**Exercise details:**
Go over the entries below line by line, copying each one that contains the word "What".

**Records for this exercise:**
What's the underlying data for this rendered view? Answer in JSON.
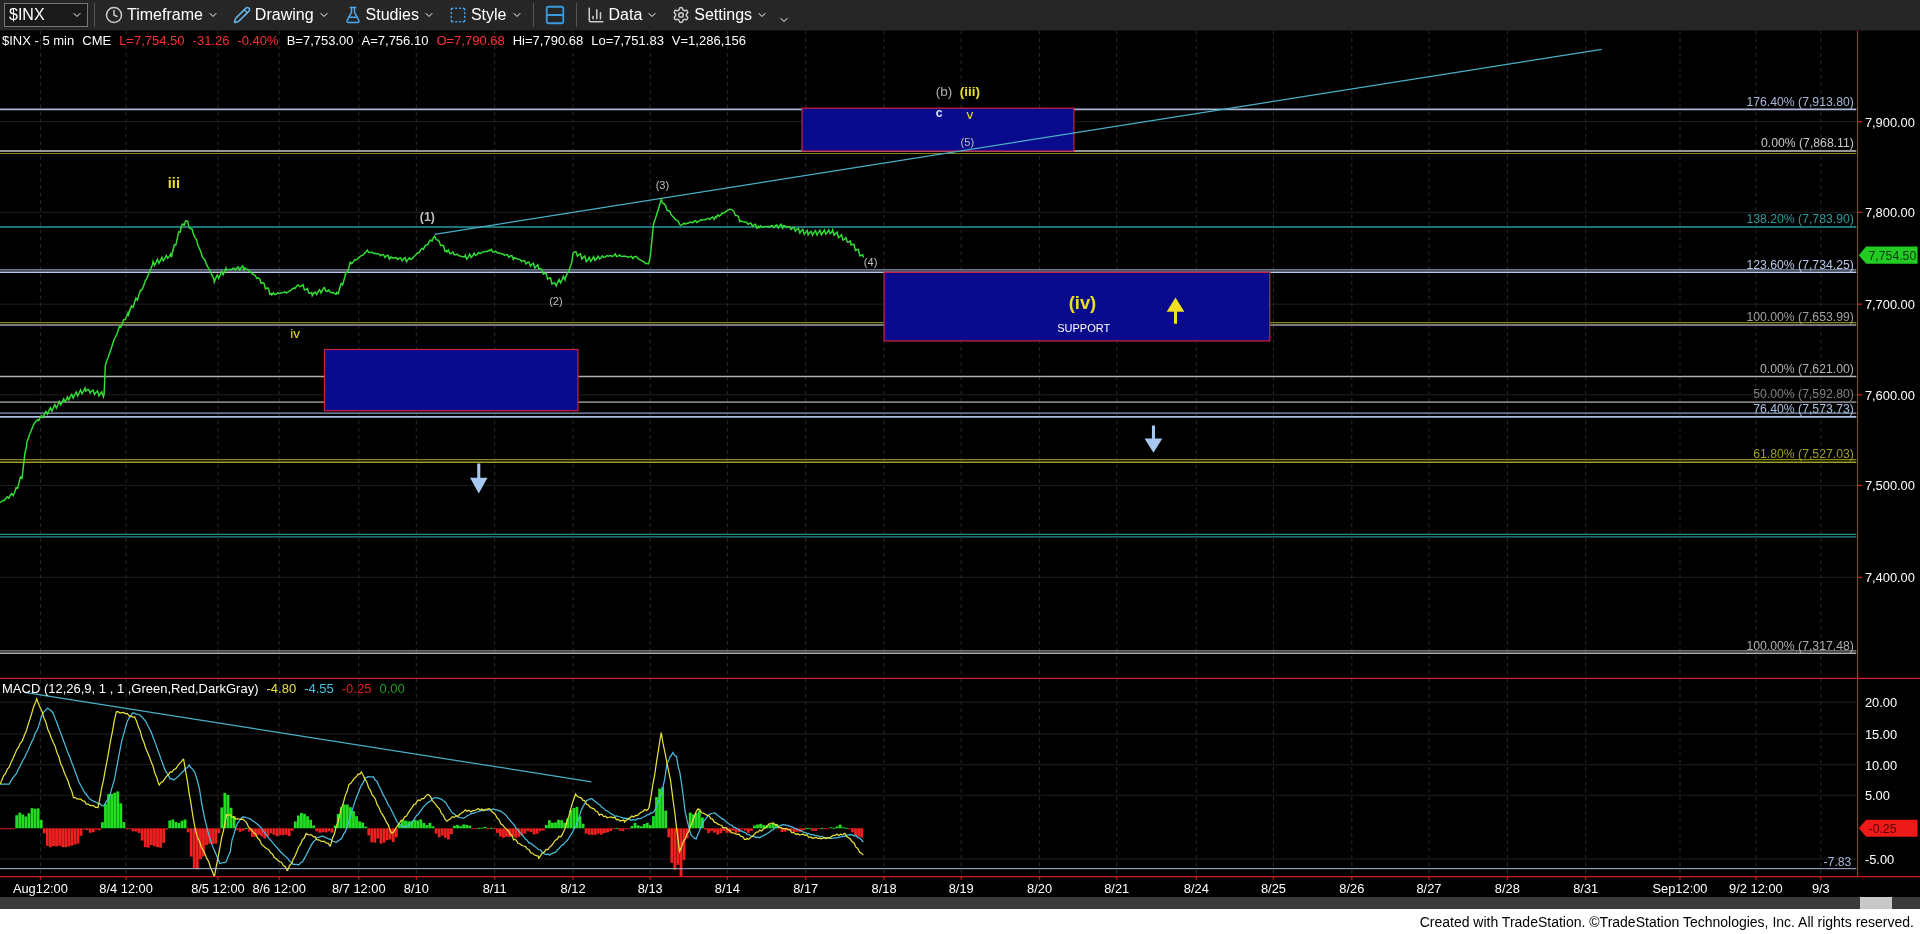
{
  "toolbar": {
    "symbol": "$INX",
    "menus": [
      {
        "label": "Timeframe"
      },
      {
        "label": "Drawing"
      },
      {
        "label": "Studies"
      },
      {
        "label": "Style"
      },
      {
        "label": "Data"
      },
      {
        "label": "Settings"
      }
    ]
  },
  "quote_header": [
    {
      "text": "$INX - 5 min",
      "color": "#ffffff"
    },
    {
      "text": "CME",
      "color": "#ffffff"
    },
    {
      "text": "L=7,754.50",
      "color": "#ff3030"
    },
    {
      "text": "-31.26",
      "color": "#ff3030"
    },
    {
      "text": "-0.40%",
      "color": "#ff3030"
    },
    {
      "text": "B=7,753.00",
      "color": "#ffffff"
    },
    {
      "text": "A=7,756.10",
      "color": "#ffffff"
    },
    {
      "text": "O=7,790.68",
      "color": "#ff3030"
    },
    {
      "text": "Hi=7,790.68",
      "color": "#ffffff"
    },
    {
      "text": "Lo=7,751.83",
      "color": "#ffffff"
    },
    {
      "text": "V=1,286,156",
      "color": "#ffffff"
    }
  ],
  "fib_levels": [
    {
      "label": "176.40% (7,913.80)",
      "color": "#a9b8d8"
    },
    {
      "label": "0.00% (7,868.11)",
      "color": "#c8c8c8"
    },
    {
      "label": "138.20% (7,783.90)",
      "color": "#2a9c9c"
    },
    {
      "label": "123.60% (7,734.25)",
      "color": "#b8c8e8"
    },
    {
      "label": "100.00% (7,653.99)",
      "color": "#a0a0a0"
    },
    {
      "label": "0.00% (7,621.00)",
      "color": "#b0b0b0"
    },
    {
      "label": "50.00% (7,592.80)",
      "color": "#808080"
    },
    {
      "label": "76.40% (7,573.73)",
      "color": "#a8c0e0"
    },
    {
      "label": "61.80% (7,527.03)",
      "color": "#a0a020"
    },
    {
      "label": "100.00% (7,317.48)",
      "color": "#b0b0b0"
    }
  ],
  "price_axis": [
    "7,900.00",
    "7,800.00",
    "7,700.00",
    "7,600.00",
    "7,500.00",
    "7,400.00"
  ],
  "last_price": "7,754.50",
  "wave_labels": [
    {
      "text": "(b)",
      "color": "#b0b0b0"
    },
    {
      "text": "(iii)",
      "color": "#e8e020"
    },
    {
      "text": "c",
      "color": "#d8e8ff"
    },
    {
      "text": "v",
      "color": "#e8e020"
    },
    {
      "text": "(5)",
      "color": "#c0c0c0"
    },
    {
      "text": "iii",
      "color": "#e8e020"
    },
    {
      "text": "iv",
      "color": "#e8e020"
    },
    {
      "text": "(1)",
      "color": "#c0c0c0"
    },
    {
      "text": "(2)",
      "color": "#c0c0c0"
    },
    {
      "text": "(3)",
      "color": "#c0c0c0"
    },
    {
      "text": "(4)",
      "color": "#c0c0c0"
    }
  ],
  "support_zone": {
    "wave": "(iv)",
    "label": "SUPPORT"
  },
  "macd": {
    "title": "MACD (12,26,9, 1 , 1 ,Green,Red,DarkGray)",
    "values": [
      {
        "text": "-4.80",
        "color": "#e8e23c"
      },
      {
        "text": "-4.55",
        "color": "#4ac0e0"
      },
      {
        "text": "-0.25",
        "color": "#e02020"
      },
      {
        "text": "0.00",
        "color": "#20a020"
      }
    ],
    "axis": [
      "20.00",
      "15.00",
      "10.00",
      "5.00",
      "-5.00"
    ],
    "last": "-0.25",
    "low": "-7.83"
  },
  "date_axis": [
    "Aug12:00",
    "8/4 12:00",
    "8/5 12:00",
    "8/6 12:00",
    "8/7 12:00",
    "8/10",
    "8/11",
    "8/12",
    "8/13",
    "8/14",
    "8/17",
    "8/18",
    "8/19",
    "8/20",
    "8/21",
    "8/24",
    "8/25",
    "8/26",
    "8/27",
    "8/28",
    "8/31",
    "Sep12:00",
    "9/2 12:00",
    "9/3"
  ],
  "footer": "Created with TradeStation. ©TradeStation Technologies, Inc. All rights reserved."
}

* * *

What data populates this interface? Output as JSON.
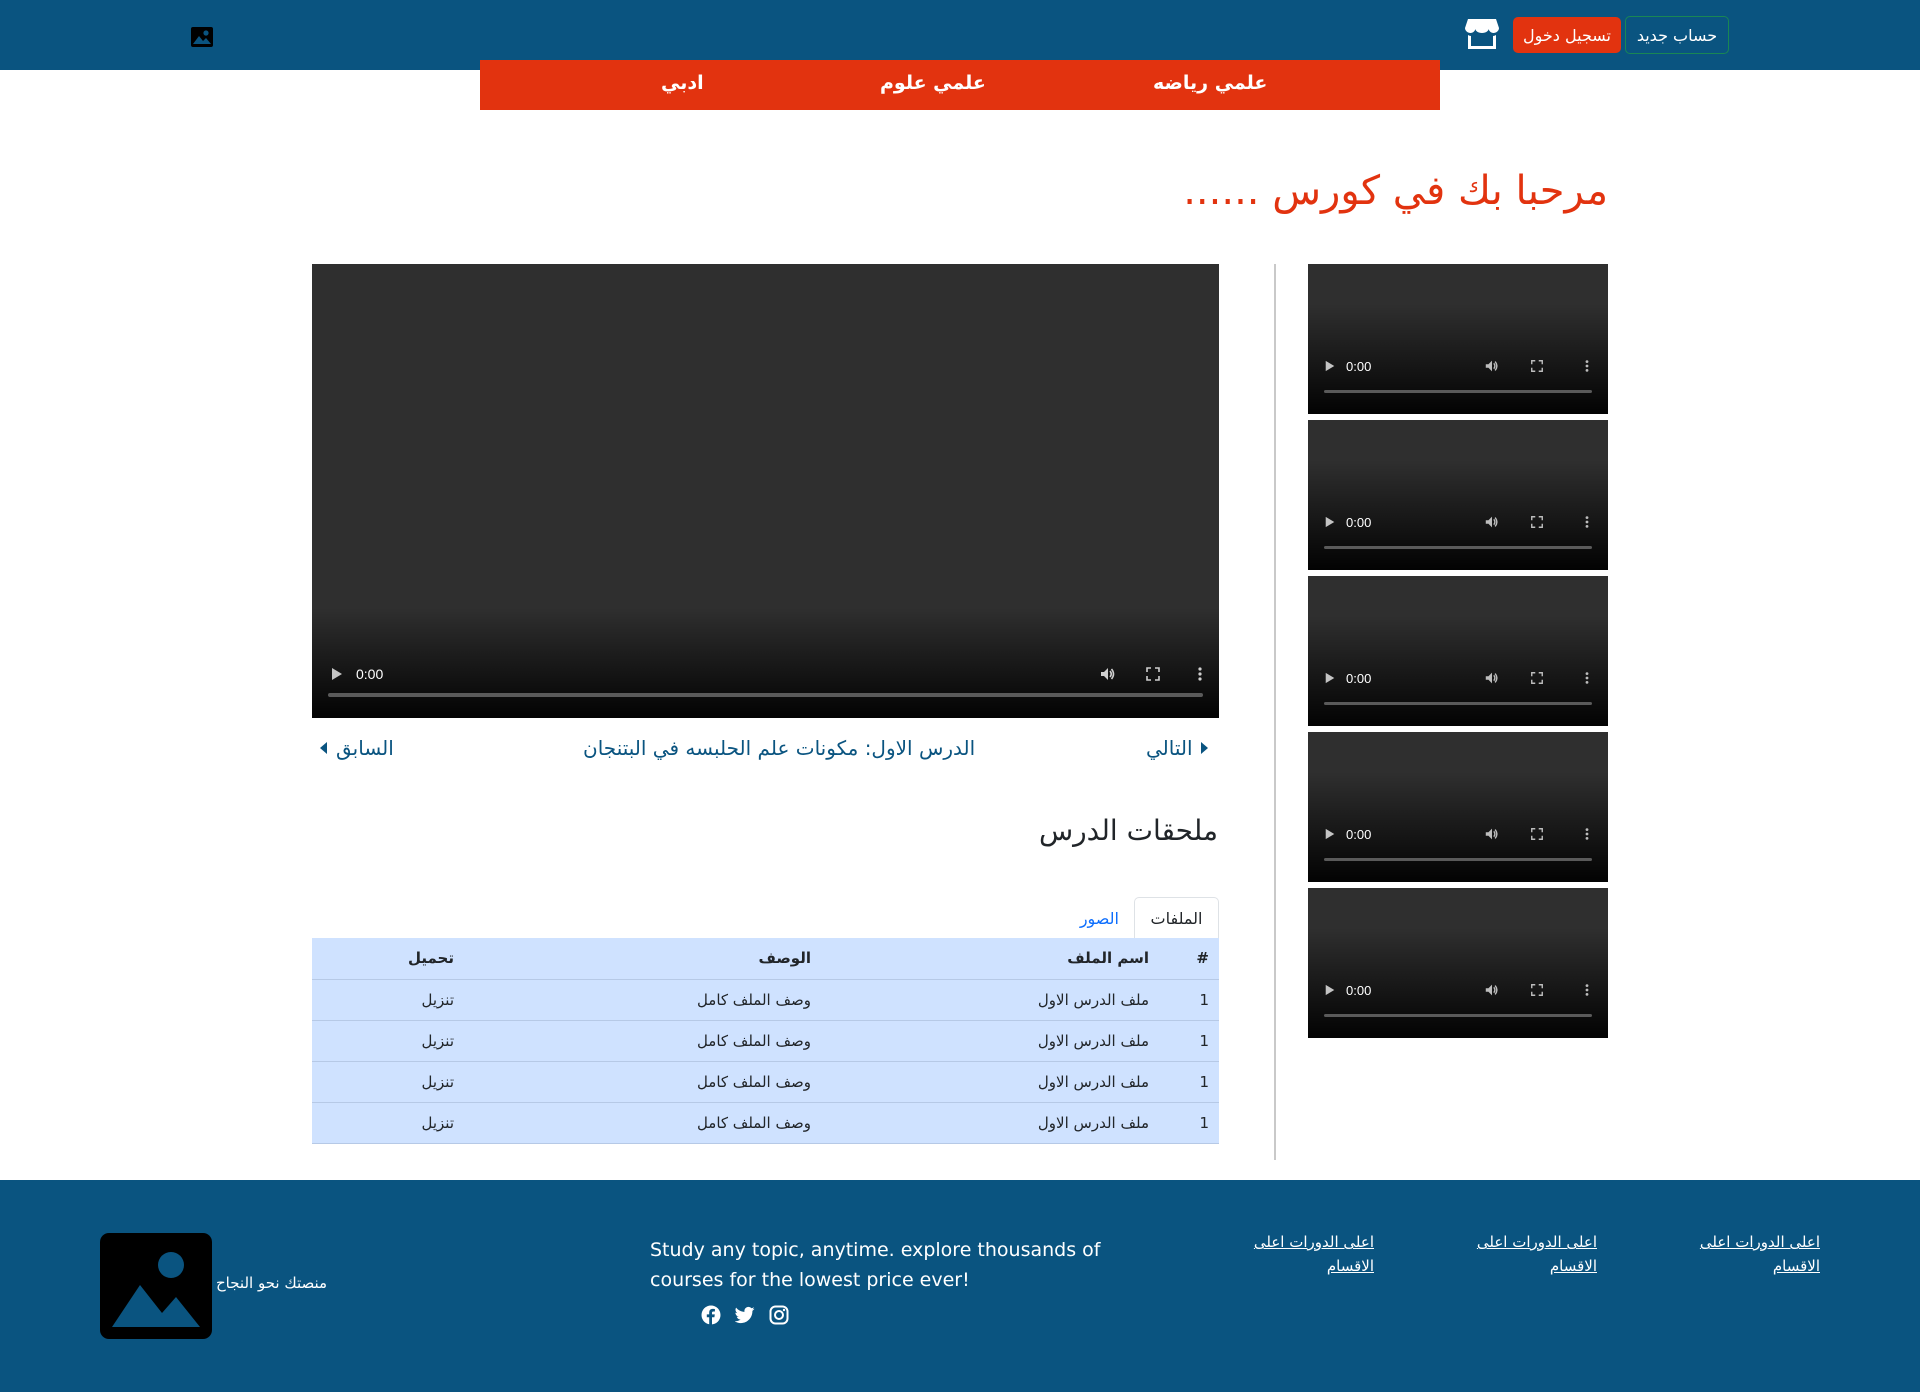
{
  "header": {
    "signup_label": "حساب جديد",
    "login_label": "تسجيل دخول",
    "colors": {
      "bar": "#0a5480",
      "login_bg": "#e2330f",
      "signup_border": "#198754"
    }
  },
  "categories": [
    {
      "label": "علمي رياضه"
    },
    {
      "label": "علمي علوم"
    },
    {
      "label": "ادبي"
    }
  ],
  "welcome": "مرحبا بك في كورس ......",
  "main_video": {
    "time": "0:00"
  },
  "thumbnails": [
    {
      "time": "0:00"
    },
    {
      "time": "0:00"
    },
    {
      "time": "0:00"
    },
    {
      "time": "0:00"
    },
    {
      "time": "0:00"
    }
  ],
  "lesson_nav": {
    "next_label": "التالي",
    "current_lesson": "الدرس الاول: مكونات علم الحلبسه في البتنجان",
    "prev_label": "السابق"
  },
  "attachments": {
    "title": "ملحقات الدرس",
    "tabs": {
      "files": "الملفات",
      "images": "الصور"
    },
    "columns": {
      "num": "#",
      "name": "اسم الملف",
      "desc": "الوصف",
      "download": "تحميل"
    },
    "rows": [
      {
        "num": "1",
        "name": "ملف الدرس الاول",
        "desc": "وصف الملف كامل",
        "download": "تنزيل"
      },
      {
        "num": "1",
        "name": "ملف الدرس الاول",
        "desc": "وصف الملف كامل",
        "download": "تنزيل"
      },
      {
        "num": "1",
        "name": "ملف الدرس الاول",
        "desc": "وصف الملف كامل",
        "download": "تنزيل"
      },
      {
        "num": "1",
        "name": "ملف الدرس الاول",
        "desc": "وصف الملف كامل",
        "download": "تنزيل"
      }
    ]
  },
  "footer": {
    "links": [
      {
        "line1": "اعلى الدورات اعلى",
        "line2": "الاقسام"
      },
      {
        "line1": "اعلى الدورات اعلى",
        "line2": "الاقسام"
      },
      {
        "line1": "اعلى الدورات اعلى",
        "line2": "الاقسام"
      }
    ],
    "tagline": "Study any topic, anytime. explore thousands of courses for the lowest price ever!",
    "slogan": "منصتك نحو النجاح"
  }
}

**Problem solution:**
What's the underlying data for this rendered view? Answer in JSON.
What data populates this interface? Output as JSON.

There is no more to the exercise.